* BEGIN DATASET RECORDS *

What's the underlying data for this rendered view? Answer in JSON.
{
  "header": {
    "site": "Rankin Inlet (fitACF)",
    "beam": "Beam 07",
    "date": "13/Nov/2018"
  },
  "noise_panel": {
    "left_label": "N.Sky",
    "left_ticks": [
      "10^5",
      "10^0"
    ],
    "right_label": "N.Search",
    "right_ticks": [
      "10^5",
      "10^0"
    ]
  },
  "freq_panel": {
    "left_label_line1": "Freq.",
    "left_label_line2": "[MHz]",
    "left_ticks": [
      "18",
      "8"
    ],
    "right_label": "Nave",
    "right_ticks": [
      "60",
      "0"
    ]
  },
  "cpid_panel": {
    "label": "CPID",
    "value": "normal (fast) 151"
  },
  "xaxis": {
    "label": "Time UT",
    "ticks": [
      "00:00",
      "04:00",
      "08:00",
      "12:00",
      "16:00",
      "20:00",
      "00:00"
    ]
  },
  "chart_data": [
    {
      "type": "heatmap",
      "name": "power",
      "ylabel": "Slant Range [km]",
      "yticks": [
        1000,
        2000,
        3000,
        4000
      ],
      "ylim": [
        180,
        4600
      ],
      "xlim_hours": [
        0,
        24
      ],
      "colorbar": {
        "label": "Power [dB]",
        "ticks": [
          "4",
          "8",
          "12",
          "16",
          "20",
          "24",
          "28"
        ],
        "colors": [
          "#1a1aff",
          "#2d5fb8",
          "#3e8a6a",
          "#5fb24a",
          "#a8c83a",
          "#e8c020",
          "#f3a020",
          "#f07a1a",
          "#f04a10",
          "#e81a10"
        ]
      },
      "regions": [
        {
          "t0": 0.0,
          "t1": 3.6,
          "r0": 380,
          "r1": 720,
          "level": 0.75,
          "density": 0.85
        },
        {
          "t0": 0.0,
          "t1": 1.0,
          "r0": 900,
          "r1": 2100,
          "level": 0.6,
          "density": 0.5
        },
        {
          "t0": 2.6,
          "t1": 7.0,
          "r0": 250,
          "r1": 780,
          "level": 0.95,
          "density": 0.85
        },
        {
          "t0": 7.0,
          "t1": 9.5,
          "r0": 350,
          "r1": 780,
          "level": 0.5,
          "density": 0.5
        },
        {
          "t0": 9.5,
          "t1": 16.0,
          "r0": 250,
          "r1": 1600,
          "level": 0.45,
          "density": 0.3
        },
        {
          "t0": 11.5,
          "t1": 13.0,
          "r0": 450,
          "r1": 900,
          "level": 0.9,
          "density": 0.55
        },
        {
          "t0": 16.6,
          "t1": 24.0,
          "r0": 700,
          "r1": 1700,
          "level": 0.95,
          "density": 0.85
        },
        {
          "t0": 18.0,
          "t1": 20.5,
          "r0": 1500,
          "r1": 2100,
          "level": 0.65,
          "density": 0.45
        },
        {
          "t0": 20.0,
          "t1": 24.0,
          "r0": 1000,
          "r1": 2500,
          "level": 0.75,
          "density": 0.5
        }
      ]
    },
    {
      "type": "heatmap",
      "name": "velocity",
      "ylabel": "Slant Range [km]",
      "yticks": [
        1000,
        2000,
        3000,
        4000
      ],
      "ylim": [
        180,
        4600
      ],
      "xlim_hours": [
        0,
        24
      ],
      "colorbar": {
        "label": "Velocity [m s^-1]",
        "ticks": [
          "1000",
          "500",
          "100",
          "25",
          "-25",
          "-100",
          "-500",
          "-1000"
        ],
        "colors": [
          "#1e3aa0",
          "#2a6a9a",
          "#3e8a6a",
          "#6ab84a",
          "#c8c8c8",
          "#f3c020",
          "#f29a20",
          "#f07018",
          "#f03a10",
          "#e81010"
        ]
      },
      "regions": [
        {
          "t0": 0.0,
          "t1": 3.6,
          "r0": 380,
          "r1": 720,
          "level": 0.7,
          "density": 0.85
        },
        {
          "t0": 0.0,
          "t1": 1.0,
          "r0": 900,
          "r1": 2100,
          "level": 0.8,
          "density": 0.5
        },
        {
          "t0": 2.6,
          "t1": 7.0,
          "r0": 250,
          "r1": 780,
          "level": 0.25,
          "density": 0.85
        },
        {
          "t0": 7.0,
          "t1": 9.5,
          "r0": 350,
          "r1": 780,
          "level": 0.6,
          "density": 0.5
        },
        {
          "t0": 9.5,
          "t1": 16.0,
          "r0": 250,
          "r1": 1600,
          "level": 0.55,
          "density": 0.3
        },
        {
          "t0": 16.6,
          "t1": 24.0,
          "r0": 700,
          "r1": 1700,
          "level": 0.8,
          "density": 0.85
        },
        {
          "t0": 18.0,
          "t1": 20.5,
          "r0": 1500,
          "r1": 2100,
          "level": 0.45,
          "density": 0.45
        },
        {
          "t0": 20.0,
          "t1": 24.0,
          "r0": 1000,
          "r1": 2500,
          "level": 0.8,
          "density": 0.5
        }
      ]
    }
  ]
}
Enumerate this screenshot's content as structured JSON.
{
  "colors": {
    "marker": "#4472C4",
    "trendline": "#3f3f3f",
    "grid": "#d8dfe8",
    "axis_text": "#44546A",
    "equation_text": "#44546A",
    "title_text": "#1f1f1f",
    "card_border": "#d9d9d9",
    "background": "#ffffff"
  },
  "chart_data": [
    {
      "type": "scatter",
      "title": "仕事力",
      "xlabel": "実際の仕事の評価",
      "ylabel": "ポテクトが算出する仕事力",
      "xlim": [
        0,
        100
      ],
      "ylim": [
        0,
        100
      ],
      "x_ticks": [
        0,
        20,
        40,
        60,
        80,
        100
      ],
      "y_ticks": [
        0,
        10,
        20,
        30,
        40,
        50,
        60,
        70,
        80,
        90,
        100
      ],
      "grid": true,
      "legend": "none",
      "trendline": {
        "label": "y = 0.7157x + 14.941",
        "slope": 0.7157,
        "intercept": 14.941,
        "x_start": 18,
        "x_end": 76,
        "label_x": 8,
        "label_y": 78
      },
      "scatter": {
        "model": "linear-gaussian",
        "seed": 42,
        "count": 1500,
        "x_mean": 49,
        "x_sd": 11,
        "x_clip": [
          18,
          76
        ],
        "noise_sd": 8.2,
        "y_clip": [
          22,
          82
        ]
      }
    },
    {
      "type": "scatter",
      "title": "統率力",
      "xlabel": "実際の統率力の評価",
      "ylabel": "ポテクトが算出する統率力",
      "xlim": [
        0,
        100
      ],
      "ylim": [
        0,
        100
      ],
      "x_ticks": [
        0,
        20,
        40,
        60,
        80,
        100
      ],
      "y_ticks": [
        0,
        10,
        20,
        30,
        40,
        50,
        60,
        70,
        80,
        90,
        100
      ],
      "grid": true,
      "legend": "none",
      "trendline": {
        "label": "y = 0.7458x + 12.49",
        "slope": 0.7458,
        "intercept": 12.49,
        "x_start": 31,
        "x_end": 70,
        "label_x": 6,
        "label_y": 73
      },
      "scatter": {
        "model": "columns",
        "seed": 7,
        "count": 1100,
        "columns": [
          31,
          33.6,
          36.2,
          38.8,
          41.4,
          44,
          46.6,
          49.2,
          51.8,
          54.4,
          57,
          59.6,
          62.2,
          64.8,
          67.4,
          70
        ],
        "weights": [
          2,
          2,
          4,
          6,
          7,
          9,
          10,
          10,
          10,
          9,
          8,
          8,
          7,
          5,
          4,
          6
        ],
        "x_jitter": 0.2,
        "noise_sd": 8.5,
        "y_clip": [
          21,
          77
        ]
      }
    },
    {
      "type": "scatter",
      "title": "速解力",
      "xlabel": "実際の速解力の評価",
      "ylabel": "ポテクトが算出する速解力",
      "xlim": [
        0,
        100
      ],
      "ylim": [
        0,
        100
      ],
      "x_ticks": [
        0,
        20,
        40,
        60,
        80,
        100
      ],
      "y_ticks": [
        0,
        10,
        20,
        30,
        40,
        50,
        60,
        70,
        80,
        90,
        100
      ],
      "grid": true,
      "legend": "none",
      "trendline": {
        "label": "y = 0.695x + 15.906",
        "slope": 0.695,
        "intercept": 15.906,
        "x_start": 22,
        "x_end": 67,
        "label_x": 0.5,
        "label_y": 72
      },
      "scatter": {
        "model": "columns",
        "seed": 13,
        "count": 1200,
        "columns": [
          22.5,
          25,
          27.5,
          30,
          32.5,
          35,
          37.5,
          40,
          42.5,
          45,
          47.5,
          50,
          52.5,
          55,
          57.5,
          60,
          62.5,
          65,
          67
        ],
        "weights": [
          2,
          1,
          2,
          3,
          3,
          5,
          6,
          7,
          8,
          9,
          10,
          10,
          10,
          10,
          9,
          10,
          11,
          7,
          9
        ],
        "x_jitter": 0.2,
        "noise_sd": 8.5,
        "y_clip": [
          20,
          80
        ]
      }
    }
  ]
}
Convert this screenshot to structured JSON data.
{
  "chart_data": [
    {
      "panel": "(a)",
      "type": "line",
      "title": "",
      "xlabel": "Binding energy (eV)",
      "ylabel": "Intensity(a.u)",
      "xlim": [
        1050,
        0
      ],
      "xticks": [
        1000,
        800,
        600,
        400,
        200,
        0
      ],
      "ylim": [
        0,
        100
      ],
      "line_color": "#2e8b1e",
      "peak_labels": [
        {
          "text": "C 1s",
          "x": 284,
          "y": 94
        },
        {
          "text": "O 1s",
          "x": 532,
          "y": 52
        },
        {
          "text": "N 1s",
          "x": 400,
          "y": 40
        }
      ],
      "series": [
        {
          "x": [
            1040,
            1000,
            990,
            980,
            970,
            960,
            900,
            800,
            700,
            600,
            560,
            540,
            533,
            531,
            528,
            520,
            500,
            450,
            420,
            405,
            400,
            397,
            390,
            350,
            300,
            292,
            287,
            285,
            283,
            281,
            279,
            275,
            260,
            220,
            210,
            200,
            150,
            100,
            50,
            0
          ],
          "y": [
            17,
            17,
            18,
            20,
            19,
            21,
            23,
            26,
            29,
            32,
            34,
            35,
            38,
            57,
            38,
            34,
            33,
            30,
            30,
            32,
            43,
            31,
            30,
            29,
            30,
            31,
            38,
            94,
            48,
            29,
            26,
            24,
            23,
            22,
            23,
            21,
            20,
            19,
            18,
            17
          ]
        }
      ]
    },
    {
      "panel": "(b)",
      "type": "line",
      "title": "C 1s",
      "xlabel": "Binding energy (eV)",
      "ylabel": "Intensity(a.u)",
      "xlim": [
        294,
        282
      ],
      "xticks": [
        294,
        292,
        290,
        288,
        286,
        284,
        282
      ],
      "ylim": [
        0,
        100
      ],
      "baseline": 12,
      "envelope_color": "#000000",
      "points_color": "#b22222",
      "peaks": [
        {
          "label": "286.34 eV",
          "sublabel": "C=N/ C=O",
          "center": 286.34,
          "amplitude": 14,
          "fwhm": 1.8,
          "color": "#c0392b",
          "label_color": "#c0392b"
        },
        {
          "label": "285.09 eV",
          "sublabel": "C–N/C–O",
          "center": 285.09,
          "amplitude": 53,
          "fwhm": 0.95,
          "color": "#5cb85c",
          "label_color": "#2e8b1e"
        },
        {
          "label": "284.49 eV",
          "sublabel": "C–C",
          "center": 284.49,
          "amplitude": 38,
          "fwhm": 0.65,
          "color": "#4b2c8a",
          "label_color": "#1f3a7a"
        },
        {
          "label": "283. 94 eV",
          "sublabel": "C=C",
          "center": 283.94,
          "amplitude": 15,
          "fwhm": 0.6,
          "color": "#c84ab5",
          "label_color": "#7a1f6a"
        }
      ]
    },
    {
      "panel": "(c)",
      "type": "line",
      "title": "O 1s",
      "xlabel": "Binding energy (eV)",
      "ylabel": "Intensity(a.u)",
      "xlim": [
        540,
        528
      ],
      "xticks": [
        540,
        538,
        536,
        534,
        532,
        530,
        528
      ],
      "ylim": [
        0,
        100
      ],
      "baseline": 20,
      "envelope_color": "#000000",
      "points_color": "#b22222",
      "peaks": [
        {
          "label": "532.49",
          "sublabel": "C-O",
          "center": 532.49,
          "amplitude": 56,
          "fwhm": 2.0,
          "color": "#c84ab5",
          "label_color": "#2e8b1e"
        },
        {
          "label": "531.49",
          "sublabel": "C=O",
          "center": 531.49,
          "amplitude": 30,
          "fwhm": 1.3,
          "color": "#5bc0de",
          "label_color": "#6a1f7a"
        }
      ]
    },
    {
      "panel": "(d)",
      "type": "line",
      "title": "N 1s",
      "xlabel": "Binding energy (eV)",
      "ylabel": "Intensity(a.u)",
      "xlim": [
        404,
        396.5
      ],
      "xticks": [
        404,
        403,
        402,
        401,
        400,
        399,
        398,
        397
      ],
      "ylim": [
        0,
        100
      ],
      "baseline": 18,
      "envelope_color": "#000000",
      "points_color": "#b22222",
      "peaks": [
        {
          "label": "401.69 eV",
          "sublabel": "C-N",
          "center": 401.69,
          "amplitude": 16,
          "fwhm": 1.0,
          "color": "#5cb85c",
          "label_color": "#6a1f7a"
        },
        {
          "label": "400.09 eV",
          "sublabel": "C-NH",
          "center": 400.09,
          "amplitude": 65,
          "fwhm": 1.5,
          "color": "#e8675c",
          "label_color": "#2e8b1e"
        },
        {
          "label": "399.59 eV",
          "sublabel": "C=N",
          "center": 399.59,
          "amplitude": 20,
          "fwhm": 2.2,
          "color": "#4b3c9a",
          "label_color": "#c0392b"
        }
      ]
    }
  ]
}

* END DATASET RECORDS *

● **DIRECTIONS FOR THIS TASK**: Some lines of the data may hold the word "fwhm". Say how many do, with nothing else.

● **ANSWER IN FULL**: 9